Task prompt >> Exactly reproduce each entry, leaving out nothing.

Given data >>
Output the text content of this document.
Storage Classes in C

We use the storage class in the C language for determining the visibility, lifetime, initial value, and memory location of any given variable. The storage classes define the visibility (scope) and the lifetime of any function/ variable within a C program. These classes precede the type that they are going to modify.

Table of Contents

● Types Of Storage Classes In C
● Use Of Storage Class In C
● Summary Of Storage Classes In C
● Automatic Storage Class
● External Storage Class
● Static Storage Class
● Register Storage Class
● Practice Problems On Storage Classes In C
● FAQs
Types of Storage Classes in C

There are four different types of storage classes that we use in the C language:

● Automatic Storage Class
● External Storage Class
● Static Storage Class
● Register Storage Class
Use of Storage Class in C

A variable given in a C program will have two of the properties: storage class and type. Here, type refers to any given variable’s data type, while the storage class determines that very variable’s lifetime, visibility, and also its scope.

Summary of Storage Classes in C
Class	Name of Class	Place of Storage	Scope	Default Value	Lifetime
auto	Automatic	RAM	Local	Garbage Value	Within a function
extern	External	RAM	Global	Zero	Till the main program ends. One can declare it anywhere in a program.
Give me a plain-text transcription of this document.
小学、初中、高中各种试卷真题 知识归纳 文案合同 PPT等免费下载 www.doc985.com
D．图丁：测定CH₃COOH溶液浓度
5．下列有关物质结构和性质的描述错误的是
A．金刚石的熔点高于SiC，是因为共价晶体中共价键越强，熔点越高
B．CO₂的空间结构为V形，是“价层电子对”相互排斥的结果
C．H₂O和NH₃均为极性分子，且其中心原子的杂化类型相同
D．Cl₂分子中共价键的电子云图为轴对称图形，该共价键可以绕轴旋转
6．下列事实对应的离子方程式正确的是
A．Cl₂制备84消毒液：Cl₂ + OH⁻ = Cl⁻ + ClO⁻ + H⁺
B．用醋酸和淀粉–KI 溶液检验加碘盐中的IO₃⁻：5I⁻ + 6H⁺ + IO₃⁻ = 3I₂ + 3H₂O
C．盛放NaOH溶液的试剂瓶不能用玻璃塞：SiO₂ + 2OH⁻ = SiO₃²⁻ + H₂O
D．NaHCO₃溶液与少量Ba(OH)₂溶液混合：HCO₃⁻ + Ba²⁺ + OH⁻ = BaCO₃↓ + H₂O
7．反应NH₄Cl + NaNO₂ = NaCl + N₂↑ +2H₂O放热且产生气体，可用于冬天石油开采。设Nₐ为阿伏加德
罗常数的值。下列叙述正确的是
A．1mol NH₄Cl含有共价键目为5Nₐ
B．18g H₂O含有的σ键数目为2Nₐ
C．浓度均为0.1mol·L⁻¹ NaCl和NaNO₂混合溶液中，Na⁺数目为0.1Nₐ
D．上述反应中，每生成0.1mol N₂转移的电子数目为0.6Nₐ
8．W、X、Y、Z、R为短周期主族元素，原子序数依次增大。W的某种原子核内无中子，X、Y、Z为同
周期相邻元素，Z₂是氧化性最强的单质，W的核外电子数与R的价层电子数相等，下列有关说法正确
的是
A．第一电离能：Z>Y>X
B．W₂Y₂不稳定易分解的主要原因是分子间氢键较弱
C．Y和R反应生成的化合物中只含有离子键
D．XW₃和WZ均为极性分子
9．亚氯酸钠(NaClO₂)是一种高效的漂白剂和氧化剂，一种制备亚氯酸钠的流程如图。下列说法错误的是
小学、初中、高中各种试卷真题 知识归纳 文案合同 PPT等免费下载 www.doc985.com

Right answer >>
Output the text content of this document.
Storage Classes in C

We use the storage class in the C language for determining the visibility, lifetime, initial value, and memory location of any given variable. The storage classes define the visibility (scope) and the lifetime of any function/ variable within a C program. These classes precede the type that they are going to modify.

Table of Contents

● Types Of Storage Classes In C
● Use Of Storage Class In C
● Summary Of Storage Classes In C
● Automatic Storage Class
● External Storage Class
● Static Storage Class
● Register Storage Class
● Practice Problems On Storage Classes In C
● FAQs
Types of Storage Classes in C

There are four different types of storage classes that we use in the C language:

● Automatic Storage Class
● External Storage Class
● Static Storage Class
● Register Storage Class
Use of Storage Class in C

A variable given in a C program will have two of the properties: storage class and type. Here, type refers to any given variable’s data type, while the storage class determines that very variable’s lifetime, visibility, and also its scope.

Summary of Storage Classes in C
Class	Name of Class	Place of Storage	Scope	Default Value	Lifetime
auto	Automatic	RAM	Local	Garbage Value	Within a function
extern	External	RAM	Global	Zero	Till the main program ends. One can declare it anywhere in a program.
Give me a plain-text transcription of this document.
小学、初中、高中各种试卷真题 知识归纳 文案合同 PPT等免费下载 www.doc985.com
D．图丁：测定CH₃COOH溶液浓度
5．下列有关物质结构和性质的描述错误的是
A．金刚石的熔点高于SiC，是因为共价晶体中共价键越强，熔点越高
B．CO₂的空间结构为V形，是“价层电子对”相互排斥的结果
C．H₂O和NH₃均为极性分子，且其中心原子的杂化类型相同
D．Cl₂分子中共价键的电子云图为轴对称图形，该共价键可以绕轴旋转
6．下列事实对应的离子方程式正确的是
A．Cl₂制备84消毒液：Cl₂ + OH⁻ = Cl⁻ + ClO⁻ + H⁺
B．用醋酸和淀粉–KI 溶液检验加碘盐中的IO₃⁻：5I⁻ + 6H⁺ + IO₃⁻ = 3I₂ + 3H₂O
C．盛放NaOH溶液的试剂瓶不能用玻璃塞：SiO₂ + 2OH⁻ = SiO₃²⁻ + H₂O
D．NaHCO₃溶液与少量Ba(OH)₂溶液混合：HCO₃⁻ + Ba²⁺ + OH⁻ = BaCO₃↓ + H₂O
7．反应NH₄Cl + NaNO₂ = NaCl + N₂↑ +2H₂O放热且产生气体，可用于冬天石油开采。设Nₐ为阿伏加德
罗常数的值。下列叙述正确的是
A．1mol NH₄Cl含有共价键目为5Nₐ
B．18g H₂O含有的σ键数目为2Nₐ
C．浓度均为0.1mol·L⁻¹ NaCl和NaNO₂混合溶液中，Na⁺数目为0.1Nₐ
D．上述反应中，每生成0.1mol N₂转移的电子数目为0.6Nₐ
8．W、X、Y、Z、R为短周期主族元素，原子序数依次增大。W的某种原子核内无中子，X、Y、Z为同
周期相邻元素，Z₂是氧化性最强的单质，W的核外电子数与R的价层电子数相等，下列有关说法正确
的是
A．第一电离能：Z>Y>X
B．W₂Y₂不稳定易分解的主要原因是分子间氢键较弱
C．Y和R反应生成的化合物中只含有离子键
D．XW₃和WZ均为极性分子
9．亚氯酸钠(NaClO₂)是一种高效的漂白剂和氧化剂，一种制备亚氯酸钠的流程如图。下列说法错误的是
小学、初中、高中各种试卷真题 知识归纳 文案合同 PPT等免费下载 www.doc985.com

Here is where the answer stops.